start Entries
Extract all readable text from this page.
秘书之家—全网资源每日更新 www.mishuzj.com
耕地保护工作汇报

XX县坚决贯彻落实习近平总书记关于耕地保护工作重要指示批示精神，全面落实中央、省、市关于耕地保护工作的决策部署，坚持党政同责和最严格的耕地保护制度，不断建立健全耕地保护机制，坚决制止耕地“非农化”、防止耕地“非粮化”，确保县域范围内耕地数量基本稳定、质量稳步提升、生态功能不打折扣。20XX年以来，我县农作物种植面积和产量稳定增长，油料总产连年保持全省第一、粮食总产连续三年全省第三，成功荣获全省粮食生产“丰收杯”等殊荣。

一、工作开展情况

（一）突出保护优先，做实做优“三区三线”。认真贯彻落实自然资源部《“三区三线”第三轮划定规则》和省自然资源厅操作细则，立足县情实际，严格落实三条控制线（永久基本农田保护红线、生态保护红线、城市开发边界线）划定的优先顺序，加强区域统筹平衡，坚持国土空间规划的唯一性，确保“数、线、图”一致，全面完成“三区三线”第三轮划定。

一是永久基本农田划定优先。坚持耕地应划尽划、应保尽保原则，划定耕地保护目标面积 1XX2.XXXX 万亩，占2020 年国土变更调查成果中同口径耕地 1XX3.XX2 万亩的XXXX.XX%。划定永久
end Entries
**Required work:** Transcribe the entire listing above precisely.

**Response below:**
Extract all readable text from this page.
秘书之家—全网资源每日更新 www.mishuzj.com
耕地保护工作汇报

XX县坚决贯彻落实习近平总书记关于耕地保护工作重要指示批示精神，全面落实中央、省、市关于耕地保护工作的决策部署，坚持党政同责和最严格的耕地保护制度，不断建立健全耕地保护机制，坚决制止耕地“非农化”、防止耕地“非粮化”，确保县域范围内耕地数量基本稳定、质量稳步提升、生态功能不打折扣。20XX年以来，我县农作物种植面积和产量稳定增长，油料总产连年保持全省第一、粮食总产连续三年全省第三，成功荣获全省粮食生产“丰收杯”等殊荣。

一、工作开展情况

（一）突出保护优先，做实做优“三区三线”。认真贯彻落实自然资源部《“三区三线”第三轮划定规则》和省自然资源厅操作细则，立足县情实际，严格落实三条控制线（永久基本农田保护红线、生态保护红线、城市开发边界线）划定的优先顺序，加强区域统筹平衡，坚持国土空间规划的唯一性，确保“数、线、图”一致，全面完成“三区三线”第三轮划定。

一是永久基本农田划定优先。坚持耕地应划尽划、应保尽保原则，划定耕地保护目标面积 1XX2.XXXX 万亩，占2020 年国土变更调查成果中同口径耕地 1XX3.XX2 万亩的XXXX.XX%。划定永久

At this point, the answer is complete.